§ Stored rows
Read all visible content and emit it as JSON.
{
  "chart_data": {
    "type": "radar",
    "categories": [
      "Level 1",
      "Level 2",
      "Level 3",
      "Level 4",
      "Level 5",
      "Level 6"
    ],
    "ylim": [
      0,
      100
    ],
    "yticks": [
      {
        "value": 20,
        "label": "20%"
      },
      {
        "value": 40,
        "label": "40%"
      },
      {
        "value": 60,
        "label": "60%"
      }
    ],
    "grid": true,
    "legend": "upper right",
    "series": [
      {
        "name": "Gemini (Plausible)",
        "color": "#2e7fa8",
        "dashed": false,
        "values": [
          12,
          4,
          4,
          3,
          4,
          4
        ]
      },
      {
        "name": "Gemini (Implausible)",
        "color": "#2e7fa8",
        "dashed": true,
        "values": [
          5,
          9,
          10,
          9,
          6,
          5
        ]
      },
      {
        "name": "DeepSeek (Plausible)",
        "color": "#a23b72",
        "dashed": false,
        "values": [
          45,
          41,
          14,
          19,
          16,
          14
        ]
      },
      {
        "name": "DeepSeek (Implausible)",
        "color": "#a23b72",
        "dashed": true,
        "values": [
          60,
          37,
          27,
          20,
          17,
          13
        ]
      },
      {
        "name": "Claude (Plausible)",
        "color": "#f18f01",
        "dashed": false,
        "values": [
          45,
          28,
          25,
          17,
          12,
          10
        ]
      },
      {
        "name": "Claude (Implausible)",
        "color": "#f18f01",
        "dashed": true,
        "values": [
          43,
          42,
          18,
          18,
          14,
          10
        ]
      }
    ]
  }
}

§ Exercise details
Every entry should be printed again exactly as it stands.

§ Solution
Read all visible content and emit it as JSON.
{
  "chart_data": {
    "type": "radar",
    "categories": [
      "Level 1",
      "Level 2",
      "Level 3",
      "Level 4",
      "Level 5",
      "Level 6"
    ],
    "ylim": [
      0,
      100
    ],
    "yticks": [
      {
        "value": 20,
        "label": "20%"
      },
      {
        "value": 40,
        "label": "40%"
      },
      {
        "value": 60,
        "label": "60%"
      }
    ],
    "grid": true,
    "legend": "upper right",
    "series": [
      {
        "name": "Gemini (Plausible)",
        "color": "#2e7fa8",
        "dashed": false,
        "values": [
          12,
          4,
          4,
          3,
          4,
          4
        ]
      },
      {
        "name": "Gemini (Implausible)",
        "color": "#2e7fa8",
        "dashed": true,
        "values": [
          5,
          9,
          10,
          9,
          6,
          5
        ]
      },
      {
        "name": "DeepSeek (Plausible)",
        "color": "#a23b72",
        "dashed": false,
        "values": [
          45,
          41,
          14,
          19,
          16,
          14
        ]
      },
      {
        "name": "DeepSeek (Implausible)",
        "color": "#a23b72",
        "dashed": true,
        "values": [
          60,
          37,
          27,
          20,
          17,
          13
        ]
      },
      {
        "name": "Claude (Plausible)",
        "color": "#f18f01",
        "dashed": false,
        "values": [
          45,
          28,
          25,
          17,
          12,
          10
        ]
      },
      {
        "name": "Claude (Implausible)",
        "color": "#f18f01",
        "dashed": true,
        "values": [
          43,
          42,
          18,
          18,
          14,
          10
        ]
      }
    ]
  }
}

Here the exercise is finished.